## WHAT YOU NEED TO DO
Tally the lines that contain the string "median" and give the number by itself.

— begin INFORMATION SHOWN —

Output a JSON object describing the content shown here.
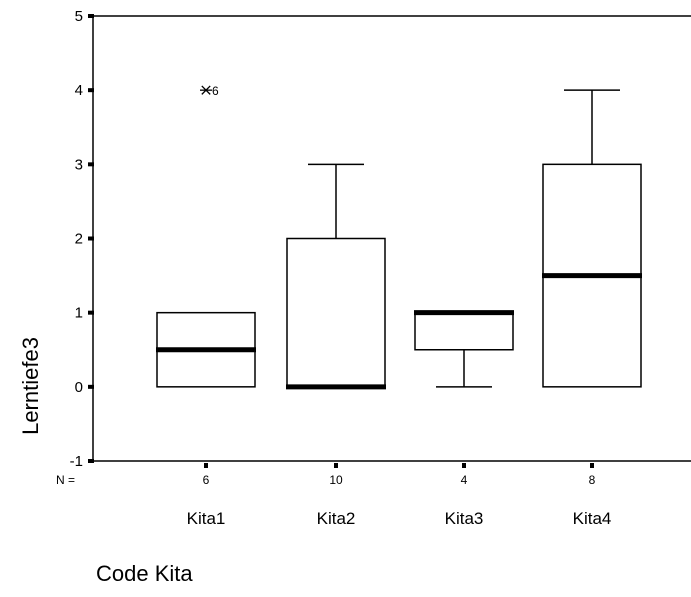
{
  "chart_data": {
    "type": "boxplot",
    "title": "",
    "xlabel": "Code Kita",
    "ylabel": "Lerntiefe3",
    "ylim": [
      -1,
      5
    ],
    "yticks": [
      "-1",
      "0",
      "1",
      "2",
      "3",
      "4",
      "5"
    ],
    "n_label": "N =",
    "categories": [
      "Kita1",
      "Kita2",
      "Kita3",
      "Kita4"
    ],
    "n": [
      "6",
      "10",
      "4",
      "8"
    ],
    "boxes": [
      {
        "min": 0,
        "q1": 0,
        "median": 0.5,
        "q3": 1,
        "max": 1,
        "outliers": [
          {
            "value": 4,
            "label": "6",
            "marker": "*"
          }
        ]
      },
      {
        "min": 0,
        "q1": 0,
        "median": 0,
        "q3": 2,
        "max": 3,
        "outliers": []
      },
      {
        "min": 0,
        "q1": 0.5,
        "median": 1,
        "q3": 1,
        "max": 1,
        "outliers": []
      },
      {
        "min": 0,
        "q1": 0,
        "median": 1.5,
        "q3": 3,
        "max": 4,
        "outliers": []
      }
    ]
  }
}
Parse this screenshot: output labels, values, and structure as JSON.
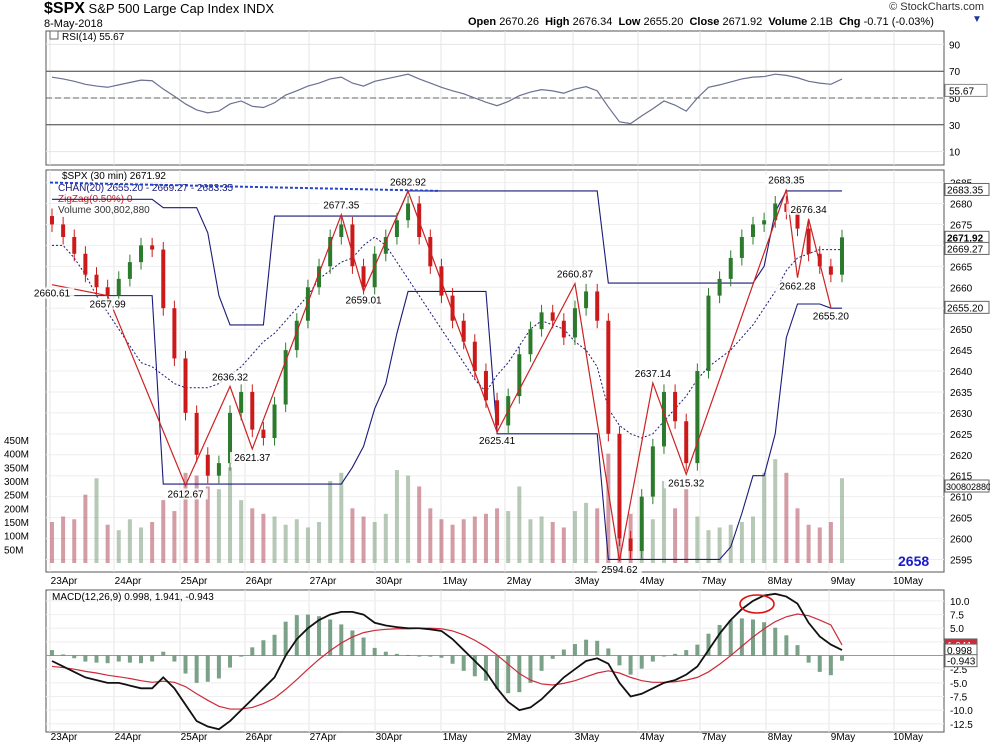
{
  "header": {
    "symbol": "$SPX",
    "name": "S&P 500 Large Cap Index",
    "exchange": "INDX",
    "date": "8-May-2018",
    "credit": "© StockCharts.com",
    "open_label": "Open",
    "open": "2670.26",
    "high_label": "High",
    "high": "2676.34",
    "low_label": "Low",
    "low": "2655.20",
    "close_label": "Close",
    "close": "2671.92",
    "volume_label": "Volume",
    "volume": "2.1B",
    "chg_label": "Chg",
    "chg": "-0.71 (-0.03%)",
    "menu_icon": "chevron-down-icon"
  },
  "rsi": {
    "label": "RSI(14) 55.67",
    "value": "55.67",
    "ticks": [
      "90",
      "70",
      "50",
      "30",
      "10"
    ],
    "color": "#6a7090",
    "overbought": 70,
    "oversold": 30,
    "ylim": [
      0,
      100
    ]
  },
  "price": {
    "label": "$SPX (30 min) 2671.92",
    "chan_label": "CHAN(20) 2655.20 - 2669.27 - 2683.35",
    "zigzag_label": "ZigZag(0.50%) 0",
    "volume_label": "Volume 300,802,880",
    "ticks": [
      "2685",
      "2680",
      "2675",
      "2670",
      "2665",
      "2660",
      "2655",
      "2650",
      "2645",
      "2640",
      "2635",
      "2630",
      "2625",
      "2620",
      "2615",
      "2610",
      "2605",
      "2600",
      "2595"
    ],
    "ylim": [
      2592,
      2688
    ],
    "tag_close": "2671.92",
    "tag_chan_upper": "2683.35",
    "tag_chan_mid": "2669.27",
    "tag_chan_lower": "2655.20",
    "tag_volume": "300802880",
    "watermark": "2658",
    "volume_ticks": [
      "450M",
      "400M",
      "350M",
      "300M",
      "250M",
      "200M",
      "150M",
      "100M",
      "50M"
    ],
    "zigzag_points": [
      {
        "label": "2660.61",
        "x": 0,
        "y": 2660.61
      },
      {
        "label": "2657.99",
        "x": 5,
        "y": 2657.99
      },
      {
        "label": "2612.67",
        "x": 12,
        "y": 2612.67
      },
      {
        "label": "2636.32",
        "x": 16,
        "y": 2636.32
      },
      {
        "label": "2621.37",
        "x": 18,
        "y": 2621.37
      },
      {
        "label": "2677.35",
        "x": 26,
        "y": 2677.35
      },
      {
        "label": "2659.01",
        "x": 28,
        "y": 2659.01
      },
      {
        "label": "2682.92",
        "x": 32,
        "y": 2682.92
      },
      {
        "label": "2625.41",
        "x": 40,
        "y": 2625.41
      },
      {
        "label": "2660.87",
        "x": 47,
        "y": 2660.87
      },
      {
        "label": "2594.62",
        "x": 51,
        "y": 2594.62
      },
      {
        "label": "2637.14",
        "x": 54,
        "y": 2637.14
      },
      {
        "label": "2615.32",
        "x": 57,
        "y": 2615.32
      },
      {
        "label": "2683.35",
        "x": 66,
        "y": 2683.35
      },
      {
        "label": "2662.28",
        "x": 67,
        "y": 2662.28
      },
      {
        "label": "2676.34",
        "x": 68,
        "y": 2676.34
      },
      {
        "label": "2655.20",
        "x": 70,
        "y": 2655.2
      }
    ],
    "chan_upper": [
      2681,
      2681,
      2681,
      2681,
      2681,
      2681,
      2681,
      2681,
      2681,
      2681,
      2679,
      2679,
      2679,
      2679,
      2673,
      2658,
      2651,
      2651,
      2651,
      2651,
      2677,
      2677,
      2677,
      2677,
      2677,
      2677,
      2677,
      2677,
      2677,
      2677,
      2677,
      2677,
      2683,
      2683,
      2683,
      2683,
      2683,
      2683,
      2683,
      2683,
      2683,
      2683,
      2683,
      2683,
      2683,
      2683,
      2683,
      2683,
      2683,
      2683,
      2661,
      2661,
      2661,
      2661,
      2661,
      2661,
      2661,
      2661,
      2661,
      2661,
      2661,
      2661,
      2661,
      2661,
      2665,
      2678,
      2683,
      2683,
      2683,
      2683,
      2683,
      2683
    ],
    "chan_lower": [
      2658,
      2658,
      2658,
      2658,
      2658,
      2658,
      2658,
      2658,
      2658,
      2658,
      2613,
      2613,
      2613,
      2613,
      2613,
      2613,
      2613,
      2613,
      2613,
      2613,
      2613,
      2613,
      2613,
      2613,
      2613,
      2613,
      2613,
      2617,
      2622,
      2631,
      2637,
      2649,
      2659,
      2659,
      2659,
      2659,
      2659,
      2659,
      2659,
      2659,
      2625,
      2625,
      2625,
      2625,
      2625,
      2625,
      2625,
      2625,
      2625,
      2625,
      2595,
      2595,
      2595,
      2595,
      2595,
      2595,
      2595,
      2595,
      2595,
      2595,
      2595,
      2598,
      2606,
      2615,
      2615,
      2625,
      2648,
      2656,
      2656,
      2656,
      2655,
      2655
    ],
    "chan_mid": [
      2670,
      2670,
      2667,
      2663,
      2658,
      2654,
      2650,
      2646,
      2642,
      2641,
      2639,
      2637,
      2636,
      2636,
      2636,
      2637,
      2639,
      2641,
      2644,
      2647,
      2649,
      2652,
      2655,
      2658,
      2662,
      2664,
      2666,
      2667,
      2670,
      2672,
      2670,
      2666,
      2662,
      2658,
      2654,
      2650,
      2646,
      2642,
      2638,
      2635,
      2639,
      2642,
      2646,
      2650,
      2652,
      2651,
      2650,
      2647,
      2645,
      2641,
      2631,
      2627,
      2625,
      2624,
      2625,
      2628,
      2631,
      2634,
      2638,
      2641,
      2643,
      2645,
      2648,
      2651,
      2655,
      2659,
      2664,
      2667,
      2668,
      2669,
      2669,
      2669
    ],
    "closes": [
      2675,
      2672,
      2668,
      2663,
      2660,
      2658,
      2662,
      2666,
      2670,
      2669,
      2655,
      2643,
      2630,
      2620,
      2615,
      2618,
      2630,
      2635,
      2626,
      2624,
      2632,
      2645,
      2652,
      2660,
      2665,
      2672,
      2675,
      2665,
      2660,
      2668,
      2672,
      2676,
      2680,
      2672,
      2665,
      2658,
      2652,
      2647,
      2640,
      2633,
      2627,
      2634,
      2644,
      2650,
      2654,
      2652,
      2648,
      2655,
      2659,
      2652,
      2625,
      2600,
      2597,
      2610,
      2622,
      2635,
      2628,
      2618,
      2640,
      2658,
      2662,
      2667,
      2672,
      2675,
      2676,
      2680,
      2678,
      2674,
      2668,
      2665,
      2663,
      2671.92
    ],
    "volumes": [
      150,
      170,
      160,
      250,
      310,
      140,
      120,
      160,
      130,
      150,
      230,
      190,
      330,
      320,
      280,
      270,
      350,
      230,
      200,
      180,
      170,
      140,
      160,
      130,
      150,
      300,
      330,
      200,
      170,
      150,
      180,
      340,
      320,
      280,
      200,
      160,
      140,
      160,
      170,
      180,
      200,
      190,
      280,
      160,
      170,
      150,
      130,
      190,
      220,
      200,
      400,
      250,
      180,
      170,
      160,
      300,
      200,
      270,
      170,
      120,
      130,
      140,
      150,
      170,
      330,
      380,
      330,
      200,
      140,
      130,
      150,
      310
    ],
    "volume_colors": [
      "#b04a5a",
      "#b04a5a",
      "#b04a5a",
      "#b04a5a",
      "#7a9a7a",
      "#b04a5a",
      "#7a9a7a",
      "#7a9a7a",
      "#7a9a7a",
      "#b04a5a",
      "#b04a5a",
      "#b04a5a",
      "#b04a5a",
      "#b04a5a",
      "#b04a5a",
      "#7a9a7a",
      "#7a9a7a",
      "#7a9a7a",
      "#b04a5a",
      "#b04a5a",
      "#7a9a7a",
      "#7a9a7a",
      "#7a9a7a",
      "#7a9a7a",
      "#7a9a7a",
      "#7a9a7a",
      "#7a9a7a",
      "#b04a5a",
      "#b04a5a",
      "#7a9a7a",
      "#7a9a7a",
      "#7a9a7a",
      "#7a9a7a",
      "#b04a5a",
      "#b04a5a",
      "#b04a5a",
      "#b04a5a",
      "#b04a5a",
      "#b04a5a",
      "#b04a5a",
      "#b04a5a",
      "#7a9a7a",
      "#7a9a7a",
      "#7a9a7a",
      "#7a9a7a",
      "#b04a5a",
      "#b04a5a",
      "#7a9a7a",
      "#7a9a7a",
      "#b04a5a",
      "#b04a5a",
      "#b04a5a",
      "#b04a5a",
      "#7a9a7a",
      "#7a9a7a",
      "#7a9a7a",
      "#b04a5a",
      "#b04a5a",
      "#7a9a7a",
      "#7a9a7a",
      "#7a9a7a",
      "#7a9a7a",
      "#7a9a7a",
      "#7a9a7a",
      "#7a9a7a",
      "#7a9a7a",
      "#b04a5a",
      "#b04a5a",
      "#b04a5a",
      "#b04a5a",
      "#b04a5a",
      "#7a9a7a"
    ],
    "up_color": "#2c7a2c",
    "down_color": "#cc1a1a",
    "chan_color": "#1a1a7a",
    "zigzag_color": "#cc2222"
  },
  "macd": {
    "label": "MACD(12,26,9) 0.998, 1.941, -0.943",
    "value_macd": "0.998",
    "value_signal": "1.941",
    "value_hist": "-0.943",
    "ticks": [
      "10.0",
      "7.5",
      "5.0",
      "2.5",
      "0.0",
      "-2.5",
      "-5.0",
      "-7.5",
      "-10.0",
      "-12.5"
    ],
    "ylim": [
      -14,
      12
    ],
    "macd_line": [
      -1,
      -2,
      -3,
      -4,
      -4.5,
      -5,
      -5,
      -5.5,
      -6,
      -6,
      -4,
      -6,
      -9,
      -12,
      -13,
      -13.5,
      -12,
      -10,
      -8,
      -6,
      -4,
      0,
      3,
      5,
      6.5,
      7.5,
      8,
      8,
      7.5,
      6,
      5.5,
      5.2,
      5,
      5,
      4.8,
      4.5,
      3,
      1,
      -1,
      -3,
      -6,
      -8.5,
      -10,
      -9.5,
      -8,
      -6,
      -4,
      -2.5,
      -1,
      -0.5,
      -1.5,
      -5,
      -7.5,
      -7,
      -6,
      -5,
      -4.5,
      -3.5,
      -2,
      1,
      4,
      6.5,
      8.5,
      10,
      11,
      11.3,
      10.8,
      9.5,
      6,
      3.5,
      2,
      0.998
    ],
    "signal_line": [
      -2,
      -2.2,
      -2.5,
      -2.9,
      -3.2,
      -3.6,
      -3.9,
      -4.2,
      -4.6,
      -4.9,
      -4.7,
      -4.9,
      -5.7,
      -7,
      -8.2,
      -9.3,
      -9.8,
      -9.8,
      -9.5,
      -8.8,
      -7.8,
      -6.2,
      -4.4,
      -2.5,
      -0.7,
      0.9,
      2.3,
      3.4,
      4.2,
      4.6,
      4.8,
      4.9,
      4.9,
      5,
      5,
      4.9,
      4.5,
      3.8,
      2.8,
      1.6,
      0.1,
      -1.6,
      -3.3,
      -4.5,
      -5.2,
      -5.4,
      -5.1,
      -4.6,
      -3.9,
      -3.2,
      -2.8,
      -3.2,
      -4,
      -4.6,
      -4.9,
      -4.9,
      -4.8,
      -4.5,
      -4,
      -3,
      -1.6,
      0,
      1.7,
      3.4,
      4.9,
      6.2,
      7.1,
      7.6,
      7.3,
      6.5,
      5.6,
      1.941
    ],
    "macd_color": "#111111",
    "signal_color": "#cc2a3a",
    "hist_color": "#5a8a6a",
    "tag_macd": "0.998",
    "tag_signal": "1.941",
    "tag_hist": "-0.943"
  },
  "x_axis": {
    "labels": [
      "23Apr",
      "24Apr",
      "25Apr",
      "26Apr",
      "27Apr",
      "30Apr",
      "1May",
      "2May",
      "3May",
      "4May",
      "7May",
      "8May",
      "9May",
      "10May"
    ]
  }
}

— end INFORMATION SHOWN —

## PROBLEM SOLUTION
4